§ **Task input**
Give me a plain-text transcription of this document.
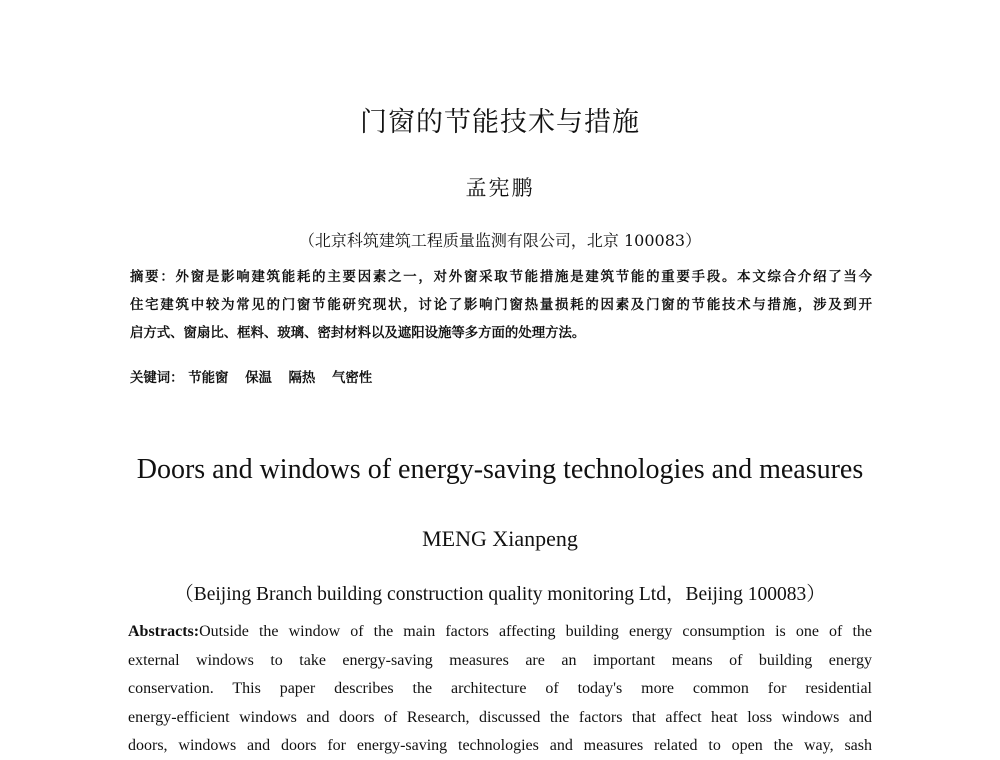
门窗的节能技术与措施
孟宪鹏
（北京科筑建筑工程质量监测有限公司，北京 100083）
摘要：外窗是影响建筑能耗的主要因素之一，对外窗采取节能措施是建筑节能的重要手段。本文综合介绍了当今
住宅建筑中较为常见的门窗节能研究现状，讨论了影响门窗热量损耗的因素及门窗的节能技术与措施，涉及到开
启方式、窗扇比、框料、玻璃、密封材料以及遮阳设施等多方面的处理方法。
关键词： 节能窗 保温 隔热 气密性
Doors and windows of energy-saving technologies and measures
MENG Xianpeng
（Beijing Branch building construction quality monitoring Ltd，Beijing 100083）
Abstracts:Outside the window of the main factors affecting building energy consumption is one of the
external windows to take energy-saving measures are an important means of building energy
conservation. This paper describes the architecture of today's more common for residential
energy-efficient windows and doors of Research, discussed the factors that affect heat loss windows and
doors, windows and doors for energy-saving technologies and measures related to open the way, sash
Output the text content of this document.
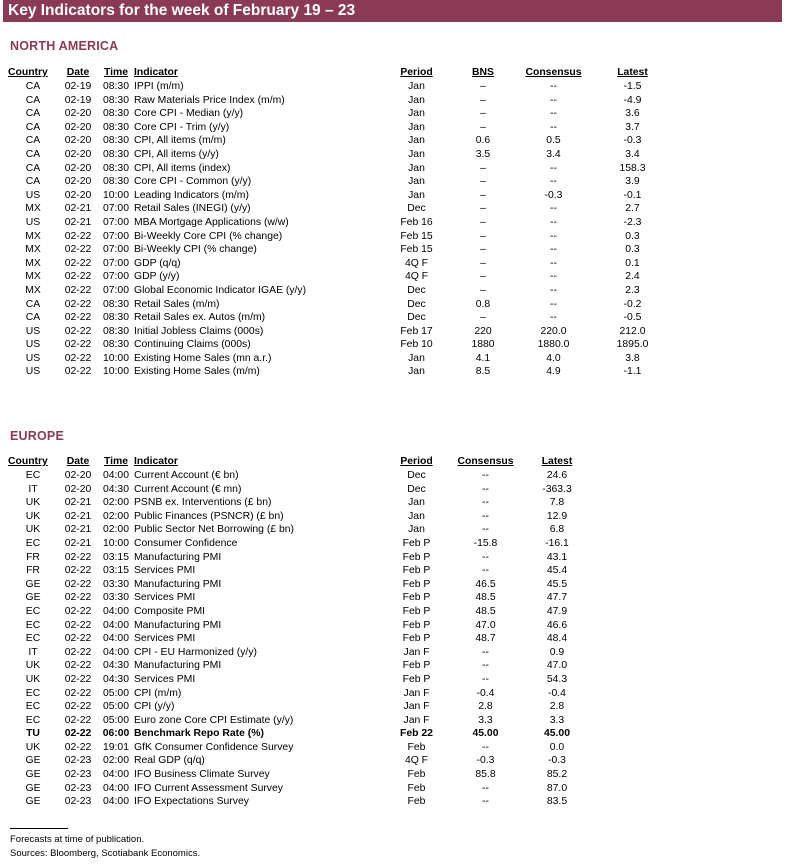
Key Indicators for the week of February 19 – 23
NORTH AMERICA
Country	Date	Time	Indicator	Period	BNS	Consensus	Latest
CA	02-19	08:30	IPPI (m/m)	Jan	–	--	-1.5
CA	02-19	08:30	Raw Materials Price Index (m/m)	Jan	–	--	-4.9
CA	02-20	08:30	Core CPI - Median (y/y)	Jan	–	--	3.6
CA	02-20	08:30	Core CPI - Trim (y/y)	Jan	–	--	3.7
CA	02-20	08:30	CPI, All items (m/m)	Jan	0.6	0.5	-0.3
CA	02-20	08:30	CPI, All items (y/y)	Jan	3.5	3.4	3.4
CA	02-20	08:30	CPI, All items (index)	Jan	–	--	158.3
CA	02-20	08:30	Core CPI - Common (y/y)	Jan	–	--	3.9
US	02-20	10:00	Leading Indicators (m/m)	Jan	–	-0.3	-0.1
MX	02-21	07:00	Retail Sales (INEGI) (y/y)	Dec	–	--	2.7
US	02-21	07:00	MBA Mortgage Applications (w/w)	Feb 16	–	--	-2.3
MX	02-22	07:00	Bi-Weekly Core CPI (% change)	Feb 15	–	--	0.3
MX	02-22	07:00	Bi-Weekly CPI (% change)	Feb 15	–	--	0.3
MX	02-22	07:00	GDP (q/q)	4Q F	–	--	0.1
MX	02-22	07:00	GDP (y/y)	4Q F	–	--	2.4
MX	02-22	07:00	Global Economic Indicator IGAE (y/y)	Dec	–	--	2.3
CA	02-22	08:30	Retail Sales (m/m)	Dec	0.8	--	-0.2
CA	02-22	08:30	Retail Sales ex. Autos (m/m)	Dec	–	--	-0.5
US	02-22	08:30	Initial Jobless Claims (000s)	Feb 17	220	220.0	212.0
US	02-22	08:30	Continuing Claims (000s)	Feb 10	1880	1880.0	1895.0
US	02-22	10:00	Existing Home Sales (mn a.r.)	Jan	4.1	4.0	3.8
US	02-22	10:00	Existing Home Sales (m/m)	Jan	8.5	4.9	-1.1
EUROPE
Country	Date	Time	Indicator	Period	Consensus	Latest
EC	02-20	04:00	Current Account (€ bn)	Dec	--	24.6
IT	02-20	04:30	Current Account (€ mn)	Dec	--	-363.3
UK	02-21	02:00	PSNB ex. Interventions (£ bn)	Jan	--	7.8
UK	02-21	02:00	Public Finances (PSNCR) (£ bn)	Jan	--	12.9
UK	02-21	02:00	Public Sector Net Borrowing (£ bn)	Jan	--	6.8
EC	02-21	10:00	Consumer Confidence	Feb P	-15.8	-16.1
FR	02-22	03:15	Manufacturing PMI	Feb P	--	43.1
FR	02-22	03:15	Services PMI	Feb P	--	45.4
GE	02-22	03:30	Manufacturing PMI	Feb P	46.5	45.5
GE	02-22	03:30	Services PMI	Feb P	48.5	47.7
EC	02-22	04:00	Composite PMI	Feb P	48.5	47.9
EC	02-22	04:00	Manufacturing PMI	Feb P	47.0	46.6
EC	02-22	04:00	Services PMI	Feb P	48.7	48.4
IT	02-22	04:00	CPI - EU Harmonized (y/y)	Jan F	--	0.9
UK	02-22	04:30	Manufacturing PMI	Feb P	--	47.0
UK	02-22	04:30	Services PMI	Feb P	--	54.3
EC	02-22	05:00	CPI (m/m)	Jan F	-0.4	-0.4
EC	02-22	05:00	CPI (y/y)	Jan F	2.8	2.8
EC	02-22	05:00	Euro zone Core CPI Estimate (y/y)	Jan F	3.3	3.3
TU	02-22	06:00	Benchmark Repo Rate (%)	Feb 22	45.00	45.00
UK	02-22	19:01	GfK Consumer Confidence Survey	Feb	--	0.0
GE	02-23	02:00	Real GDP (q/q)	4Q F	-0.3	-0.3
GE	02-23	04:00	IFO Business Climate Survey	Feb	85.8	85.2
GE	02-23	04:00	IFO Current Assessment Survey	Feb	--	87.0
GE	02-23	04:00	IFO Expectations Survey	Feb	--	83.5
Forecasts at time of publication.
Sources: Bloomberg, Scotiabank Economics.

§ **Task brief**
Copy the listing in full and without alteration, omitting every picture.

§ **Answer to the problem**
Give me a plain-text transcription of this document.
门窗的节能技术与措施
孟宪鹏
（北京科筑建筑工程质量监测有限公司，北京 100083）
摘要：外窗是影响建筑能耗的主要因素之一，对外窗采取节能措施是建筑节能的重要手段。本文综合介绍了当今
住宅建筑中较为常见的门窗节能研究现状，讨论了影响门窗热量损耗的因素及门窗的节能技术与措施，涉及到开
启方式、窗扇比、框料、玻璃、密封材料以及遮阳设施等多方面的处理方法。
关键词： 节能窗 保温 隔热 气密性
Doors and windows of energy-saving technologies and measures
MENG Xianpeng
（Beijing Branch building construction quality monitoring Ltd，Beijing 100083）
Abstracts:Outside the window of the main factors affecting building energy consumption is one of the
external windows to take energy-saving measures are an important means of building energy
conservation. This paper describes the architecture of today's more common for residential
energy-efficient windows and doors of Research, discussed the factors that affect heat loss windows and
doors, windows and doors for energy-saving technologies and measures related to open the way, sash
Output the text content of this document.
Key Indicators for the week of February 19 – 23
NORTH AMERICA
Country	Date	Time	Indicator	Period	BNS	Consensus	Latest
CA	02-19	08:30	IPPI (m/m)	Jan	–	--	-1.5
CA	02-19	08:30	Raw Materials Price Index (m/m)	Jan	–	--	-4.9
CA	02-20	08:30	Core CPI - Median (y/y)	Jan	–	--	3.6
CA	02-20	08:30	Core CPI - Trim (y/y)	Jan	–	--	3.7
CA	02-20	08:30	CPI, All items (m/m)	Jan	0.6	0.5	-0.3
CA	02-20	08:30	CPI, All items (y/y)	Jan	3.5	3.4	3.4
CA	02-20	08:30	CPI, All items (index)	Jan	–	--	158.3
CA	02-20	08:30	Core CPI - Common (y/y)	Jan	–	--	3.9
US	02-20	10:00	Leading Indicators (m/m)	Jan	–	-0.3	-0.1
MX	02-21	07:00	Retail Sales (INEGI) (y/y)	Dec	–	--	2.7
US	02-21	07:00	MBA Mortgage Applications (w/w)	Feb 16	–	--	-2.3
MX	02-22	07:00	Bi-Weekly Core CPI (% change)	Feb 15	–	--	0.3
MX	02-22	07:00	Bi-Weekly CPI (% change)	Feb 15	–	--	0.3
MX	02-22	07:00	GDP (q/q)	4Q F	–	--	0.1
MX	02-22	07:00	GDP (y/y)	4Q F	–	--	2.4
MX	02-22	07:00	Global Economic Indicator IGAE (y/y)	Dec	–	--	2.3
CA	02-22	08:30	Retail Sales (m/m)	Dec	0.8	--	-0.2
CA	02-22	08:30	Retail Sales ex. Autos (m/m)	Dec	–	--	-0.5
US	02-22	08:30	Initial Jobless Claims (000s)	Feb 17	220	220.0	212.0
US	02-22	08:30	Continuing Claims (000s)	Feb 10	1880	1880.0	1895.0
US	02-22	10:00	Existing Home Sales (mn a.r.)	Jan	4.1	4.0	3.8
US	02-22	10:00	Existing Home Sales (m/m)	Jan	8.5	4.9	-1.1
EUROPE
Country	Date	Time	Indicator	Period	Consensus	Latest
EC	02-20	04:00	Current Account (€ bn)	Dec	--	24.6
IT	02-20	04:30	Current Account (€ mn)	Dec	--	-363.3
UK	02-21	02:00	PSNB ex. Interventions (£ bn)	Jan	--	7.8
UK	02-21	02:00	Public Finances (PSNCR) (£ bn)	Jan	--	12.9
UK	02-21	02:00	Public Sector Net Borrowing (£ bn)	Jan	--	6.8
EC	02-21	10:00	Consumer Confidence	Feb P	-15.8	-16.1
FR	02-22	03:15	Manufacturing PMI	Feb P	--	43.1
FR	02-22	03:15	Services PMI	Feb P	--	45.4
GE	02-22	03:30	Manufacturing PMI	Feb P	46.5	45.5
GE	02-22	03:30	Services PMI	Feb P	48.5	47.7
EC	02-22	04:00	Composite PMI	Feb P	48.5	47.9
EC	02-22	04:00	Manufacturing PMI	Feb P	47.0	46.6
EC	02-22	04:00	Services PMI	Feb P	48.7	48.4
IT	02-22	04:00	CPI - EU Harmonized (y/y)	Jan F	--	0.9
UK	02-22	04:30	Manufacturing PMI	Feb P	--	47.0
UK	02-22	04:30	Services PMI	Feb P	--	54.3
EC	02-22	05:00	CPI (m/m)	Jan F	-0.4	-0.4
EC	02-22	05:00	CPI (y/y)	Jan F	2.8	2.8
EC	02-22	05:00	Euro zone Core CPI Estimate (y/y)	Jan F	3.3	3.3
TU	02-22	06:00	Benchmark Repo Rate (%)	Feb 22	45.00	45.00
UK	02-22	19:01	GfK Consumer Confidence Survey	Feb	--	0.0
GE	02-23	02:00	Real GDP (q/q)	4Q F	-0.3	-0.3
GE	02-23	04:00	IFO Business Climate Survey	Feb	85.8	85.2
GE	02-23	04:00	IFO Current Assessment Survey	Feb	--	87.0
GE	02-23	04:00	IFO Expectations Survey	Feb	--	83.5
Forecasts at time of publication.
Sources: Bloomberg, Scotiabank Economics.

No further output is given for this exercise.